→ Given exercise
In the copy, keep every record exact and leave out all images.

(A run of records)
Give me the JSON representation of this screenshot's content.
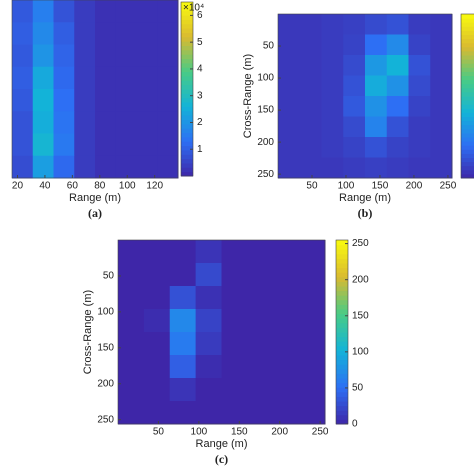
{
  "chart_data": [
    {
      "type": "heatmap",
      "panel_label": "(a)",
      "xlabel": "Range (m)",
      "xlim": [
        16,
        137
      ],
      "xticks": [
        20,
        40,
        60,
        80,
        100,
        120
      ],
      "ylim": [
        0,
        256
      ],
      "clim": [
        0,
        65000
      ],
      "color_multiplier": "×10⁴",
      "cticks": [
        {
          "value": 10000,
          "label": "1"
        },
        {
          "value": 20000,
          "label": "2"
        },
        {
          "value": 30000,
          "label": "3"
        },
        {
          "value": 40000,
          "label": "4"
        },
        {
          "value": 50000,
          "label": "5"
        },
        {
          "value": 60000,
          "label": "6"
        }
      ],
      "values": [
        [
          9000,
          16000,
          8000,
          4000,
          2000,
          2000,
          2000,
          2000
        ],
        [
          10000,
          18000,
          10000,
          4000,
          2000,
          2000,
          2000,
          2000
        ],
        [
          9000,
          20000,
          11000,
          4000,
          2000,
          2000,
          2000,
          2000
        ],
        [
          10000,
          24000,
          12000,
          4000,
          2000,
          2000,
          2000,
          2000
        ],
        [
          9000,
          26000,
          13000,
          4000,
          2000,
          2000,
          2000,
          2000
        ],
        [
          8000,
          25000,
          14000,
          4000,
          2000,
          2000,
          2000,
          2000
        ],
        [
          8000,
          27000,
          15000,
          4000,
          2000,
          2000,
          2000,
          2000
        ],
        [
          7000,
          22000,
          12000,
          4000,
          2000,
          2000,
          2000,
          2000
        ]
      ]
    },
    {
      "type": "heatmap",
      "panel_label": "(b)",
      "xlabel": "Range (m)",
      "ylabel": "Cross-Range (m)",
      "xlim": [
        0,
        256
      ],
      "xticks": [
        50,
        100,
        150,
        200,
        250
      ],
      "ylim": [
        0,
        256
      ],
      "yticks": [
        50,
        100,
        150,
        200,
        250
      ],
      "clim": [
        0,
        1
      ],
      "values": [
        [
          0.05,
          0.05,
          0.06,
          0.07,
          0.1,
          0.12,
          0.06,
          0.05
        ],
        [
          0.05,
          0.05,
          0.06,
          0.08,
          0.2,
          0.28,
          0.08,
          0.05
        ],
        [
          0.05,
          0.05,
          0.06,
          0.1,
          0.32,
          0.4,
          0.12,
          0.05
        ],
        [
          0.05,
          0.05,
          0.06,
          0.12,
          0.38,
          0.3,
          0.1,
          0.05
        ],
        [
          0.05,
          0.05,
          0.06,
          0.14,
          0.3,
          0.2,
          0.08,
          0.05
        ],
        [
          0.05,
          0.05,
          0.06,
          0.1,
          0.26,
          0.12,
          0.06,
          0.05
        ],
        [
          0.05,
          0.05,
          0.06,
          0.08,
          0.12,
          0.08,
          0.06,
          0.05
        ],
        [
          0.05,
          0.05,
          0.05,
          0.06,
          0.07,
          0.06,
          0.05,
          0.05
        ]
      ]
    },
    {
      "type": "heatmap",
      "panel_label": "(c)",
      "xlabel": "Range (m)",
      "ylabel": "Cross-Range (m)",
      "xlim": [
        0,
        256
      ],
      "xticks": [
        50,
        100,
        150,
        200,
        250
      ],
      "ylim": [
        0,
        256
      ],
      "yticks": [
        50,
        100,
        150,
        200,
        250
      ],
      "clim": [
        0,
        255
      ],
      "cticks": [
        0,
        50,
        100,
        150,
        200,
        250
      ],
      "values": [
        [
          0,
          0,
          0,
          10,
          0,
          0,
          0,
          0
        ],
        [
          0,
          0,
          0,
          25,
          0,
          0,
          0,
          0
        ],
        [
          0,
          0,
          30,
          8,
          0,
          0,
          0,
          0
        ],
        [
          0,
          5,
          70,
          20,
          0,
          0,
          0,
          0
        ],
        [
          0,
          0,
          60,
          15,
          0,
          0,
          0,
          0
        ],
        [
          0,
          0,
          40,
          5,
          0,
          0,
          0,
          0
        ],
        [
          0,
          0,
          10,
          0,
          0,
          0,
          0,
          0
        ],
        [
          0,
          0,
          0,
          0,
          0,
          0,
          0,
          0
        ]
      ]
    }
  ]
}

→ Full output
Give me the JSON representation of this screenshot's content.
{
  "chart_data": [
    {
      "type": "heatmap",
      "panel_label": "(a)",
      "xlabel": "Range (m)",
      "xlim": [
        16,
        137
      ],
      "xticks": [
        20,
        40,
        60,
        80,
        100,
        120
      ],
      "ylim": [
        0,
        256
      ],
      "clim": [
        0,
        65000
      ],
      "color_multiplier": "×10⁴",
      "cticks": [
        {
          "value": 10000,
          "label": "1"
        },
        {
          "value": 20000,
          "label": "2"
        },
        {
          "value": 30000,
          "label": "3"
        },
        {
          "value": 40000,
          "label": "4"
        },
        {
          "value": 50000,
          "label": "5"
        },
        {
          "value": 60000,
          "label": "6"
        }
      ],
      "values": [
        [
          9000,
          16000,
          8000,
          4000,
          2000,
          2000,
          2000,
          2000
        ],
        [
          10000,
          18000,
          10000,
          4000,
          2000,
          2000,
          2000,
          2000
        ],
        [
          9000,
          20000,
          11000,
          4000,
          2000,
          2000,
          2000,
          2000
        ],
        [
          10000,
          24000,
          12000,
          4000,
          2000,
          2000,
          2000,
          2000
        ],
        [
          9000,
          26000,
          13000,
          4000,
          2000,
          2000,
          2000,
          2000
        ],
        [
          8000,
          25000,
          14000,
          4000,
          2000,
          2000,
          2000,
          2000
        ],
        [
          8000,
          27000,
          15000,
          4000,
          2000,
          2000,
          2000,
          2000
        ],
        [
          7000,
          22000,
          12000,
          4000,
          2000,
          2000,
          2000,
          2000
        ]
      ]
    },
    {
      "type": "heatmap",
      "panel_label": "(b)",
      "xlabel": "Range (m)",
      "ylabel": "Cross-Range (m)",
      "xlim": [
        0,
        256
      ],
      "xticks": [
        50,
        100,
        150,
        200,
        250
      ],
      "ylim": [
        0,
        256
      ],
      "yticks": [
        50,
        100,
        150,
        200,
        250
      ],
      "clim": [
        0,
        1
      ],
      "values": [
        [
          0.05,
          0.05,
          0.06,
          0.07,
          0.1,
          0.12,
          0.06,
          0.05
        ],
        [
          0.05,
          0.05,
          0.06,
          0.08,
          0.2,
          0.28,
          0.08,
          0.05
        ],
        [
          0.05,
          0.05,
          0.06,
          0.1,
          0.32,
          0.4,
          0.12,
          0.05
        ],
        [
          0.05,
          0.05,
          0.06,
          0.12,
          0.38,
          0.3,
          0.1,
          0.05
        ],
        [
          0.05,
          0.05,
          0.06,
          0.14,
          0.3,
          0.2,
          0.08,
          0.05
        ],
        [
          0.05,
          0.05,
          0.06,
          0.1,
          0.26,
          0.12,
          0.06,
          0.05
        ],
        [
          0.05,
          0.05,
          0.06,
          0.08,
          0.12,
          0.08,
          0.06,
          0.05
        ],
        [
          0.05,
          0.05,
          0.05,
          0.06,
          0.07,
          0.06,
          0.05,
          0.05
        ]
      ]
    },
    {
      "type": "heatmap",
      "panel_label": "(c)",
      "xlabel": "Range (m)",
      "ylabel": "Cross-Range (m)",
      "xlim": [
        0,
        256
      ],
      "xticks": [
        50,
        100,
        150,
        200,
        250
      ],
      "ylim": [
        0,
        256
      ],
      "yticks": [
        50,
        100,
        150,
        200,
        250
      ],
      "clim": [
        0,
        255
      ],
      "cticks": [
        0,
        50,
        100,
        150,
        200,
        250
      ],
      "values": [
        [
          0,
          0,
          0,
          10,
          0,
          0,
          0,
          0
        ],
        [
          0,
          0,
          0,
          25,
          0,
          0,
          0,
          0
        ],
        [
          0,
          0,
          30,
          8,
          0,
          0,
          0,
          0
        ],
        [
          0,
          5,
          70,
          20,
          0,
          0,
          0,
          0
        ],
        [
          0,
          0,
          60,
          15,
          0,
          0,
          0,
          0
        ],
        [
          0,
          0,
          40,
          5,
          0,
          0,
          0,
          0
        ],
        [
          0,
          0,
          10,
          0,
          0,
          0,
          0,
          0
        ],
        [
          0,
          0,
          0,
          0,
          0,
          0,
          0,
          0
        ]
      ]
    }
  ]
}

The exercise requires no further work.